----- Trecho selecionado

Racismo põe Campos mais uma vez no noticiário do Brasil

 

Advogado José Francisco Abud, Fórum de Campos e a juíza da 3ª Vara Cível, Helenice Martins (Montagem: Eliabe de Souza, o Cássio Jr.)

 

 

Racismo de Campos ao Brasil

Na quinta (20), infelizmente, mais uma vez Campos virou (confira aqui) notícia em todo o Brasil por motivo torpe. Em petição do advogado José Francisco Barbosa Abud (OAB/RJ 225313), seus ataques de caráter abertamente racista contra a juíza Helenice Rangel Gonzaga Martins, titular da 3ª vara Cível da comarca, provocaram revolta nacional.

 

OAB quer exclusão de advogado

“A Magistrada afrodescendente com resquícios de senzala e recalque ou memória celular dos açoites” foram algumas das palavras endereçadas pelo advogado à juíza. Foi tão inadmissível, que a própria Ordem dos Advogados do Brasil do Estado do Rio de Janeiro (OAB-RJ), conhecida por seu espírito de corpo, ontem (21) pediu (confira aqui) a exclusão do causídico dos seus quadros.

 

“Moralmente inidôneo”

“A exclusão representa a cassação do registro profissional do advogado. De acordo com o parecer da Corregedoria, o profissional citado praticou conduta incompatível com a advocacia, tornou-se moralmente inidôneo para o exercício da advocacia e praticou crime infamante, que gerou comoção na sociedade”, explicou ontem a assessoria da OAB-RJ.

 

MPRJ e 134ª DP investigam

Também ontem, a assessoria do Ministério Público do Estado do Rio de Janeiro (MPRJ) informou “que a representação relativa ao caso de possível prática de racismo por um advogado contra uma juíza foi recebida e encaminhada à Promotoria de Justiça de Investigação Penal”. Enquanto a Polícia Civil confirmou que abriu inquérito na 134ª DP.

 

TJ-RJ: “afronta à dignidade humana”

Um dia antes, na quinta (20) em que a notícia foi divulgada em Campos e no Brasil, o Tribunal de Justiça do Estado do Rio de Janeiro (TJ-RJ) foi o primeiro a emitir nota oficial sobre o caso: “Além de atingir diretamente a honra pessoal e profissional da magistrada, representa uma grave afronta à dignidade humana e ao exercício democrático da função jurisdicional”.

 

OAB-Campos: “retrocesso”

Antes da OAB-RJ acionar ontem sua Corregedoria, a OAB-Campos também abandonou na quinta qualquer espírito de corpo em defesa do espírito humano: “As condutas racistas, machistas e quaisquer outras formas de violência são contrárias aos valores da profissão(…) Não podemos admitir tamanho retrocesso em nosso tempo”.

 

Amaerj: “inaceitável”

Ainda na tarde de quinta, a Associação dos Magistrados do Estado do Rio de Janeiro (Amaerj) também divulgou nota oficial: “o advogado apresentou conduta discriminatória e desrespeitosa, com o uso de palavras de baixo calão, racistas e injuriosas. Esse caso é inaceitável. Racismo é crime e deve ser combatido por toda a sociedade”.

----------
----- Linhas extraídas

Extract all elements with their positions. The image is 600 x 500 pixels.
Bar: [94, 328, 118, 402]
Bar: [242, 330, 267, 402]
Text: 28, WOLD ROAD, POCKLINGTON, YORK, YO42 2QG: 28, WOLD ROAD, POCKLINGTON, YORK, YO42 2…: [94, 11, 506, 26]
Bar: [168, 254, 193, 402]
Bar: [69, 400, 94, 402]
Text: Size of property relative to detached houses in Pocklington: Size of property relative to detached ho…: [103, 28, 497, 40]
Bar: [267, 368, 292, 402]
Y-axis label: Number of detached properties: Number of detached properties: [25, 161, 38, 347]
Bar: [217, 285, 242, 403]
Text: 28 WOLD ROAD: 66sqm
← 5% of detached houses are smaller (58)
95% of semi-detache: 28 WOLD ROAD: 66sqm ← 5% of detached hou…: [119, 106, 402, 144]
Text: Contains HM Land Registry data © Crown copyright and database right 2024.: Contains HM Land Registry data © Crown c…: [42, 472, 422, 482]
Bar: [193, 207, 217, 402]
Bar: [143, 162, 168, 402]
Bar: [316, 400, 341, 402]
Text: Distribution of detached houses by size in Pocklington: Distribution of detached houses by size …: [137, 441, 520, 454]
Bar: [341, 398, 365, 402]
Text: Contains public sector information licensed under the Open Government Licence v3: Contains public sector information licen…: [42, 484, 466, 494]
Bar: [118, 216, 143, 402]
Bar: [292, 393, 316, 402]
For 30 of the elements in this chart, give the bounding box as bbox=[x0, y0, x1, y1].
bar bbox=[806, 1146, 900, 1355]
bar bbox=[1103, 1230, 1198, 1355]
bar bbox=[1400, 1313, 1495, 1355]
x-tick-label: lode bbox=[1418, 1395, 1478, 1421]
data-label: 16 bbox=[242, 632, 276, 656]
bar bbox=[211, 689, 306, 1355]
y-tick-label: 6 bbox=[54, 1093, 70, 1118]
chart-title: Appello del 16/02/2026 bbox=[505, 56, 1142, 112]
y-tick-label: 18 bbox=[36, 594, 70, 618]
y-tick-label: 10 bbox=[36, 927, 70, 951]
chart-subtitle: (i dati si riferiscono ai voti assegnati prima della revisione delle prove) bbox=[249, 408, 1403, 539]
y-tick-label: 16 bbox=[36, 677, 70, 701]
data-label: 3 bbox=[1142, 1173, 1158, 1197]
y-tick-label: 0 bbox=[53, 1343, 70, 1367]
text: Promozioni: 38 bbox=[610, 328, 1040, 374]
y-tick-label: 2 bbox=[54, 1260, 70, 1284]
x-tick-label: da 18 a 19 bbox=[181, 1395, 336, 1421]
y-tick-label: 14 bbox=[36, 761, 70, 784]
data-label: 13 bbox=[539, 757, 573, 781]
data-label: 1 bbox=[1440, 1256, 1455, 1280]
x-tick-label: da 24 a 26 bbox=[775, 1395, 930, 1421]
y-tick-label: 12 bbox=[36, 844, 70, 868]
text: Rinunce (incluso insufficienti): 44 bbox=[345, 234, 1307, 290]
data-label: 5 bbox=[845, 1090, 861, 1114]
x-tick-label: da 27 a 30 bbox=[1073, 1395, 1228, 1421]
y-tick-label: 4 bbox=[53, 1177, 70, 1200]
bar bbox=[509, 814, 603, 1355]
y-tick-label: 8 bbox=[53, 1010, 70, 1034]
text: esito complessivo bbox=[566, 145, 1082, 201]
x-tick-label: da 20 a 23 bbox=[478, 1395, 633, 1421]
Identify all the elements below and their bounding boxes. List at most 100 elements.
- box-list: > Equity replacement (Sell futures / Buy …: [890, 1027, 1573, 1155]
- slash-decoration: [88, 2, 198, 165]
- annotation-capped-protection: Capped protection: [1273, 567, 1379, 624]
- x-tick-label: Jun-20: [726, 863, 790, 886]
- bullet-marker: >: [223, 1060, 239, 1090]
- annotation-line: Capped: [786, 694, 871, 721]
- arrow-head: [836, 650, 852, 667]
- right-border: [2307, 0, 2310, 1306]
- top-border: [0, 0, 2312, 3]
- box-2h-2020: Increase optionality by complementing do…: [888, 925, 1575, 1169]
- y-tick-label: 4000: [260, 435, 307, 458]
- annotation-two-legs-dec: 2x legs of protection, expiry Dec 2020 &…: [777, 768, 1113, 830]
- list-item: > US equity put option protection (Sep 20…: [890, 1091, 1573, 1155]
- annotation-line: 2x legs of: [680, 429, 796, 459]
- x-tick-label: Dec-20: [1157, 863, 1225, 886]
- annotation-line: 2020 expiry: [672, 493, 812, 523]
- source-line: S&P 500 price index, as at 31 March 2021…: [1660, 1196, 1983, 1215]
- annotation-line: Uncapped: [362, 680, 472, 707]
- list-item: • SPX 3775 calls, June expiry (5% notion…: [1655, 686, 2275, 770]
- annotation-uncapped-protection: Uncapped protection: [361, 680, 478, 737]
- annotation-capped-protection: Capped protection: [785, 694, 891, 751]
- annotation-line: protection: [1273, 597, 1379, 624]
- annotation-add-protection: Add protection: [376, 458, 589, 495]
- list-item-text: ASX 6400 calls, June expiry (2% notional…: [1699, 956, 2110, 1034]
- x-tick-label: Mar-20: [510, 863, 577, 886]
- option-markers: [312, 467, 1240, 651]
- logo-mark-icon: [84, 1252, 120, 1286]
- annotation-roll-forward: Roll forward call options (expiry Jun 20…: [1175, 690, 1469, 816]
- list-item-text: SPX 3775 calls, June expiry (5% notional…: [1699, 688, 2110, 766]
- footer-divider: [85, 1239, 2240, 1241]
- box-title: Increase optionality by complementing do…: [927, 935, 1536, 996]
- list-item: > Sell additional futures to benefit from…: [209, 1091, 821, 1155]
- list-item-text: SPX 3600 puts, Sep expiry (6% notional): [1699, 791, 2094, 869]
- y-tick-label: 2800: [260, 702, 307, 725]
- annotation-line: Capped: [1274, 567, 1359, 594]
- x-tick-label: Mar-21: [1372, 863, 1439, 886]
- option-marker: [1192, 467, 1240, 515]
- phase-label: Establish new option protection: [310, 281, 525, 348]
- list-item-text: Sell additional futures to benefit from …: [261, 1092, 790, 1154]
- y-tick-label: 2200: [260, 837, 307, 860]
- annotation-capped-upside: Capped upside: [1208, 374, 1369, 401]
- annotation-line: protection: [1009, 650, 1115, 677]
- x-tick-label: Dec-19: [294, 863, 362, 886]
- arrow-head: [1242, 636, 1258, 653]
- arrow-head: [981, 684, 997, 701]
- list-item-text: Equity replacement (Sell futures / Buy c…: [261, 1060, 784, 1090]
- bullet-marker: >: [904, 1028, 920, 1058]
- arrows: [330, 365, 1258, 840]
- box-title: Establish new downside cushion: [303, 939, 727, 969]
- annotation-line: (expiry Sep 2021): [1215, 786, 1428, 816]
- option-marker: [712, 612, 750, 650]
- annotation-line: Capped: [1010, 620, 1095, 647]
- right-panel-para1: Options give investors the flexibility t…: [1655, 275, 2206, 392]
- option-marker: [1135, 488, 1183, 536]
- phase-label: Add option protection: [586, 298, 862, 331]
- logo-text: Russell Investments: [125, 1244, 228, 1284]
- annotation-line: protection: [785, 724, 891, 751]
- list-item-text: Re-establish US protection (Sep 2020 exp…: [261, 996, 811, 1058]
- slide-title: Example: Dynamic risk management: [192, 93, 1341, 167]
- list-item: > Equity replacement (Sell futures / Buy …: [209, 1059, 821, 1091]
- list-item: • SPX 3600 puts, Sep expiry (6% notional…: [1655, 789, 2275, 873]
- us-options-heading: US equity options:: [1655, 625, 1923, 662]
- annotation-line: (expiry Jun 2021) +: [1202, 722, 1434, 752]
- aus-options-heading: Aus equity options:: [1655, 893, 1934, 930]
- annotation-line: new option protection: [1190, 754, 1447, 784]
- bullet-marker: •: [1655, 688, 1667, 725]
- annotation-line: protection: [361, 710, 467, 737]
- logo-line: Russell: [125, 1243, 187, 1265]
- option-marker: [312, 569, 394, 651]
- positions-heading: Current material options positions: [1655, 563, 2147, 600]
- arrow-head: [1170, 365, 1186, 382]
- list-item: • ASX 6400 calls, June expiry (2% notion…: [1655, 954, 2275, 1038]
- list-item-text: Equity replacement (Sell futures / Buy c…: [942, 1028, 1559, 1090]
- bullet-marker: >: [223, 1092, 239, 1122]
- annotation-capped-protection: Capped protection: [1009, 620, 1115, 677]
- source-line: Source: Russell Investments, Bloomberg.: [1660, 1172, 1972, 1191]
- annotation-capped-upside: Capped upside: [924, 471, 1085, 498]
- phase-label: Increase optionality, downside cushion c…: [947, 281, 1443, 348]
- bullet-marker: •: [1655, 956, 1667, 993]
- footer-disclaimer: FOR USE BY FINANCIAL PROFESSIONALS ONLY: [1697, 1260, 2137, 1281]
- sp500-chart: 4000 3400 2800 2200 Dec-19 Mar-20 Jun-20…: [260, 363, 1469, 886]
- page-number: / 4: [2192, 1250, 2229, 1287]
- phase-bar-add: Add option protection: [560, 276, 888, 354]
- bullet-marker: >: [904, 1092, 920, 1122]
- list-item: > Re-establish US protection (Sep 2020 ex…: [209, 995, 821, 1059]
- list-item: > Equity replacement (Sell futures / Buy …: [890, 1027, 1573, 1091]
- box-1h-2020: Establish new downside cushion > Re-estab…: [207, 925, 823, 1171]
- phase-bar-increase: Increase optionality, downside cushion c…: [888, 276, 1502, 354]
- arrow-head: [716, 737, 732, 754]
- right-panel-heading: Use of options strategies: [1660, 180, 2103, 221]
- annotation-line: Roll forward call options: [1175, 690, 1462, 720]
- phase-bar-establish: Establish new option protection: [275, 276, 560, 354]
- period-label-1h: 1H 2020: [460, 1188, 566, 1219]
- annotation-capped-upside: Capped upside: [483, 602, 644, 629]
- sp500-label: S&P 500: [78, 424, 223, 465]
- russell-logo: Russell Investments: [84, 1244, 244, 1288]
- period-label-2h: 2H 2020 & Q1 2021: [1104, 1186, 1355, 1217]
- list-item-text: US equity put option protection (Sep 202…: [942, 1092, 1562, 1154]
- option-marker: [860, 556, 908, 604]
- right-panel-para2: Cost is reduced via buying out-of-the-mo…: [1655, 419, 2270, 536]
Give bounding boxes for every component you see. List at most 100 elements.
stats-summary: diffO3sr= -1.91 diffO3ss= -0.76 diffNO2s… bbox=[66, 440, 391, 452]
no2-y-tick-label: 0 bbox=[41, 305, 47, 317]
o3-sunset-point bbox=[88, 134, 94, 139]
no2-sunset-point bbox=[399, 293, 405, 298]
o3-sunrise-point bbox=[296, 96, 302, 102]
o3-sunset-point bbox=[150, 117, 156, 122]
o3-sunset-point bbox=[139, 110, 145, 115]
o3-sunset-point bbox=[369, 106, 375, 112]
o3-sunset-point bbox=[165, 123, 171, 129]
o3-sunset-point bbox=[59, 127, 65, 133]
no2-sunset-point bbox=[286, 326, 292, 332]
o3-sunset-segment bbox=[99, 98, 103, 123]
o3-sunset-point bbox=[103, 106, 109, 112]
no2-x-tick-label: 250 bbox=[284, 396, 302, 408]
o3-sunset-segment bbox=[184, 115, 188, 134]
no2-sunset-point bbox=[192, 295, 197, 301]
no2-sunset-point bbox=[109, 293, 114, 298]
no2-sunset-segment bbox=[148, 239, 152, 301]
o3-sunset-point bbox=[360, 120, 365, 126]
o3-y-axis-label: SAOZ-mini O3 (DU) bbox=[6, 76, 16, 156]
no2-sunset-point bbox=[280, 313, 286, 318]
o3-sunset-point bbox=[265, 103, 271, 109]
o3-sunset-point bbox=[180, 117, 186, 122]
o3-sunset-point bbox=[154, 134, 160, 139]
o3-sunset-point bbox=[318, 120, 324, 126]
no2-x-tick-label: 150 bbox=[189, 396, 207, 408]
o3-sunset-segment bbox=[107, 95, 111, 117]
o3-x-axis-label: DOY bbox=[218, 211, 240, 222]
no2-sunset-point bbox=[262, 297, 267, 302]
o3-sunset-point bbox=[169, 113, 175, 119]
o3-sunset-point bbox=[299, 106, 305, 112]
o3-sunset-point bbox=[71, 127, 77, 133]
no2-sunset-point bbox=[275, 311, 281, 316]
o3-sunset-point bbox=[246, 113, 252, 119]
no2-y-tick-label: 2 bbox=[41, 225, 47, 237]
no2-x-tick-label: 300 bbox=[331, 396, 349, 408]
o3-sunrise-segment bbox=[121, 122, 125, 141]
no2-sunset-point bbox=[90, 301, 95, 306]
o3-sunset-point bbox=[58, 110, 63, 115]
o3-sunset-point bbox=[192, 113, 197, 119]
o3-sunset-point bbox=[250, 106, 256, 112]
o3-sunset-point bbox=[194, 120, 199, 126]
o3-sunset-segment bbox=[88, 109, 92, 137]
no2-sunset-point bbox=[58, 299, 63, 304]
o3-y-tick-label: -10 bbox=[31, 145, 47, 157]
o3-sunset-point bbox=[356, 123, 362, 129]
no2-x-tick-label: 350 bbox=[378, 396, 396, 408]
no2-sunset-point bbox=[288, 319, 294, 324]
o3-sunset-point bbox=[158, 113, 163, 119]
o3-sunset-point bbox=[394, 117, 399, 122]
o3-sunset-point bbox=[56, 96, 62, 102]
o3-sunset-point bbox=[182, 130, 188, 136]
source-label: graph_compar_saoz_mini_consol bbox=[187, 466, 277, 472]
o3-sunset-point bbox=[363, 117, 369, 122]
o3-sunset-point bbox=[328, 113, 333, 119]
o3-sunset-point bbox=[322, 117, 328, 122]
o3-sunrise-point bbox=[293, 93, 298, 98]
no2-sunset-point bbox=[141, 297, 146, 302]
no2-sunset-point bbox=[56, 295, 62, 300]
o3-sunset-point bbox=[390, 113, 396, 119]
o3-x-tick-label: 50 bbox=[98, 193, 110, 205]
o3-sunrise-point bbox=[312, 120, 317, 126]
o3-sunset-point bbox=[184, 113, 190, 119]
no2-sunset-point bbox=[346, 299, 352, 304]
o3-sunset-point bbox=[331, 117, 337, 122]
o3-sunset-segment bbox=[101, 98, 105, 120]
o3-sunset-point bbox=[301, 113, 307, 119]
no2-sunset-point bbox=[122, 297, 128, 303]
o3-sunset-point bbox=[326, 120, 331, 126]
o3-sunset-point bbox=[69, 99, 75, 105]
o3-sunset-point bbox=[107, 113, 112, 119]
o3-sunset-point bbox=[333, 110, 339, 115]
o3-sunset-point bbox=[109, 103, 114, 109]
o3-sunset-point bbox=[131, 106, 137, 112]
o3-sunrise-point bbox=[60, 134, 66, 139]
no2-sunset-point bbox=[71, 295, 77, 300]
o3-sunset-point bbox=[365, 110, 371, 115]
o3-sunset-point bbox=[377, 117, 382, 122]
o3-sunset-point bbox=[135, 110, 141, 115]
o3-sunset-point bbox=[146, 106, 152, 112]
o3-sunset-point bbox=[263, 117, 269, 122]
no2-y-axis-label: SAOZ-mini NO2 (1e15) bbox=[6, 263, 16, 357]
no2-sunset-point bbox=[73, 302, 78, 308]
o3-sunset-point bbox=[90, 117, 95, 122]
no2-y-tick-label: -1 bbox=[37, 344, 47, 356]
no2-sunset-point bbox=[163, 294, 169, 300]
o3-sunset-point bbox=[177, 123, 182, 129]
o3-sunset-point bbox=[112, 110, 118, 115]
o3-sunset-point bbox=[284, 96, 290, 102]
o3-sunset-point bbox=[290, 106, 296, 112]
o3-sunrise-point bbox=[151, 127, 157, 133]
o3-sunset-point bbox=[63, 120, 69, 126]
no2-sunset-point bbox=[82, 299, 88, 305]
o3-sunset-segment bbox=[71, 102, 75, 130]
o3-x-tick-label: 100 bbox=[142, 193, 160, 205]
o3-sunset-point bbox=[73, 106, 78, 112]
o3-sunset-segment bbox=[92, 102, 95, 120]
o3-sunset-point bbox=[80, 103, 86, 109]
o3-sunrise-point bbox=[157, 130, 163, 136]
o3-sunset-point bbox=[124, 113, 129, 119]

----------

#### Objetivos
a) Segundo a notícia sobre o caso de racismo em Campos, em qual delegacia a Polícia Civil abriu inquérito?
b) Dê continuidade à notícia sobre o caso de racismo em Campos, a partir do último parágrafo apresentado.

#### Respostas por tarefa
a) Na 134ª DP.

b)
 

Direitos da Mulher

Ontem, antes de a OAB-RJ divulgar que acionou sua Corregedoria para a exclusão do causídico, o Centro Especializado de Atendimento à Mulher (Ceam) Mercedes Baptista e a subsecretaria da Mulher de Campos também divulgaram nota. Em que manifestaram juntos o seu repúdio.

 

“Direitos fundamentais”

“O racismo não pode ser tolerado em nenhuma esfera da sociedade, especialmente no sistema de justiça, que deve ser um espaço de equidade, respeito e compromisso com os direitos fundamentais”, pregaram as instituições municipais dedicadas aos Direitos da Mulher.

 

Karma de Campos?

Além da resposta institucional, os ataques racistas do advogado contra a juíza foram também o assunto em todas as rodas de conversas em Campos, desde que o caso explodiu na quinta. Quando se tornou quase inevitável a lembrança do suposto karma — relativo à lei de causa e efeito das fés budista, hinduísta e espírita — da cidade com o seu passado escravocrata.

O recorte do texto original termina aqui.